## TASK GOAL
Output all lines exactly.

begin RECORDS FOR THE EXERCISE

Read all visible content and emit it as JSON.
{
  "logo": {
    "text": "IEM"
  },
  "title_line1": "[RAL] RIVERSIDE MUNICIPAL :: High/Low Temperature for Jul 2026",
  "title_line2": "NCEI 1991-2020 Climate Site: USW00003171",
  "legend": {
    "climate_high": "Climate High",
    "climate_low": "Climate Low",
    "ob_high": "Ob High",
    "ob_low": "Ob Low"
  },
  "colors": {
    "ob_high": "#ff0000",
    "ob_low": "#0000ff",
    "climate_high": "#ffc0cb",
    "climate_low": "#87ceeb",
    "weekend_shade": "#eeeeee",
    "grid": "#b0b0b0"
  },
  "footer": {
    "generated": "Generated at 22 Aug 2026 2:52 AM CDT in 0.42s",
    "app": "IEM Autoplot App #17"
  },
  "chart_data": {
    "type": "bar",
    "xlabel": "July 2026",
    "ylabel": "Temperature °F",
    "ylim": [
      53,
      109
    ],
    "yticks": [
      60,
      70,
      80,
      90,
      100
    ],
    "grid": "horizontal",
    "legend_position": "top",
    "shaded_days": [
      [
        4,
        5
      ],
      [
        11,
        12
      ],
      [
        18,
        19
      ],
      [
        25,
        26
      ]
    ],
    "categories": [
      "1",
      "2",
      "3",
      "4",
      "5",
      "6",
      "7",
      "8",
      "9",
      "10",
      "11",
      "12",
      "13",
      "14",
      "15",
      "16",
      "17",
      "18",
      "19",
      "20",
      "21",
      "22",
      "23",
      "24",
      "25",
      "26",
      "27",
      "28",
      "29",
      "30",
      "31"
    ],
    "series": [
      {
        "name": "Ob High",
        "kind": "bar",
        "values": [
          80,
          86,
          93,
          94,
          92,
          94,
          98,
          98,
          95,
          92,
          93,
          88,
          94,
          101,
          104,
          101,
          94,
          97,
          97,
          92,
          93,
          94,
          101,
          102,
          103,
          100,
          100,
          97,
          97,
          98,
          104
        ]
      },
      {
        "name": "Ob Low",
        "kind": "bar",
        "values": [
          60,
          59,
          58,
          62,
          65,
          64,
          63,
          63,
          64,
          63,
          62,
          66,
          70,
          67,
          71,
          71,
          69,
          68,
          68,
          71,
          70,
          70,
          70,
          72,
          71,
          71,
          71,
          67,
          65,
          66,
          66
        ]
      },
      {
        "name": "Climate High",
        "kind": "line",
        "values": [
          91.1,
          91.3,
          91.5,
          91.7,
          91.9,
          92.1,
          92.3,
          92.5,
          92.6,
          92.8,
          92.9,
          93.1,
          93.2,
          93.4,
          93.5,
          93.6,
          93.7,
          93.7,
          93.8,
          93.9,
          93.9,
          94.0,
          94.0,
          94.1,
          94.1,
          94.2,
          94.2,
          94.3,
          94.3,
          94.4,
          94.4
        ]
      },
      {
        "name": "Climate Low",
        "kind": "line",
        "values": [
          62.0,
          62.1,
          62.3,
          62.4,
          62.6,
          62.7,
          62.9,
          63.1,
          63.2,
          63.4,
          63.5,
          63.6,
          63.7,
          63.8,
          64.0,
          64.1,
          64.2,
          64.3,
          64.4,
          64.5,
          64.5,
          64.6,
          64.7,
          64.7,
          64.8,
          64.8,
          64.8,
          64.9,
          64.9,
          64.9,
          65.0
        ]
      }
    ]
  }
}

end RECORDS FOR THE EXERCISE

## EXERCISE SOLUTION
Read all visible content and emit it as JSON.
{
  "logo": {
    "text": "IEM"
  },
  "title_line1": "[RAL] RIVERSIDE MUNICIPAL :: High/Low Temperature for Jul 2026",
  "title_line2": "NCEI 1991-2020 Climate Site: USW00003171",
  "legend": {
    "climate_high": "Climate High",
    "climate_low": "Climate Low",
    "ob_high": "Ob High",
    "ob_low": "Ob Low"
  },
  "colors": {
    "ob_high": "#ff0000",
    "ob_low": "#0000ff",
    "climate_high": "#ffc0cb",
    "climate_low": "#87ceeb",
    "weekend_shade": "#eeeeee",
    "grid": "#b0b0b0"
  },
  "footer": {
    "generated": "Generated at 22 Aug 2026 2:52 AM CDT in 0.42s",
    "app": "IEM Autoplot App #17"
  },
  "chart_data": {
    "type": "bar",
    "xlabel": "July 2026",
    "ylabel": "Temperature °F",
    "ylim": [
      53,
      109
    ],
    "yticks": [
      60,
      70,
      80,
      90,
      100
    ],
    "grid": "horizontal",
    "legend_position": "top",
    "shaded_days": [
      [
        4,
        5
      ],
      [
        11,
        12
      ],
      [
        18,
        19
      ],
      [
        25,
        26
      ]
    ],
    "categories": [
      "1",
      "2",
      "3",
      "4",
      "5",
      "6",
      "7",
      "8",
      "9",
      "10",
      "11",
      "12",
      "13",
      "14",
      "15",
      "16",
      "17",
      "18",
      "19",
      "20",
      "21",
      "22",
      "23",
      "24",
      "25",
      "26",
      "27",
      "28",
      "29",
      "30",
      "31"
    ],
    "series": [
      {
        "name": "Ob High",
        "kind": "bar",
        "values": [
          80,
          86,
          93,
          94,
          92,
          94,
          98,
          98,
          95,
          92,
          93,
          88,
          94,
          101,
          104,
          101,
          94,
          97,
          97,
          92,
          93,
          94,
          101,
          102,
          103,
          100,
          100,
          97,
          97,
          98,
          104
        ]
      },
      {
        "name": "Ob Low",
        "kind": "bar",
        "values": [
          60,
          59,
          58,
          62,
          65,
          64,
          63,
          63,
          64,
          63,
          62,
          66,
          70,
          67,
          71,
          71,
          69,
          68,
          68,
          71,
          70,
          70,
          70,
          72,
          71,
          71,
          71,
          67,
          65,
          66,
          66
        ]
      },
      {
        "name": "Climate High",
        "kind": "line",
        "values": [
          91.1,
          91.3,
          91.5,
          91.7,
          91.9,
          92.1,
          92.3,
          92.5,
          92.6,
          92.8,
          92.9,
          93.1,
          93.2,
          93.4,
          93.5,
          93.6,
          93.7,
          93.7,
          93.8,
          93.9,
          93.9,
          94.0,
          94.0,
          94.1,
          94.1,
          94.2,
          94.2,
          94.3,
          94.3,
          94.4,
          94.4
        ]
      },
      {
        "name": "Climate Low",
        "kind": "line",
        "values": [
          62.0,
          62.1,
          62.3,
          62.4,
          62.6,
          62.7,
          62.9,
          63.1,
          63.2,
          63.4,
          63.5,
          63.6,
          63.7,
          63.8,
          64.0,
          64.1,
          64.2,
          64.3,
          64.4,
          64.5,
          64.5,
          64.6,
          64.7,
          64.7,
          64.8,
          64.8,
          64.8,
          64.9,
          64.9,
          64.9,
          65.0
        ]
      }
    ]
  }
}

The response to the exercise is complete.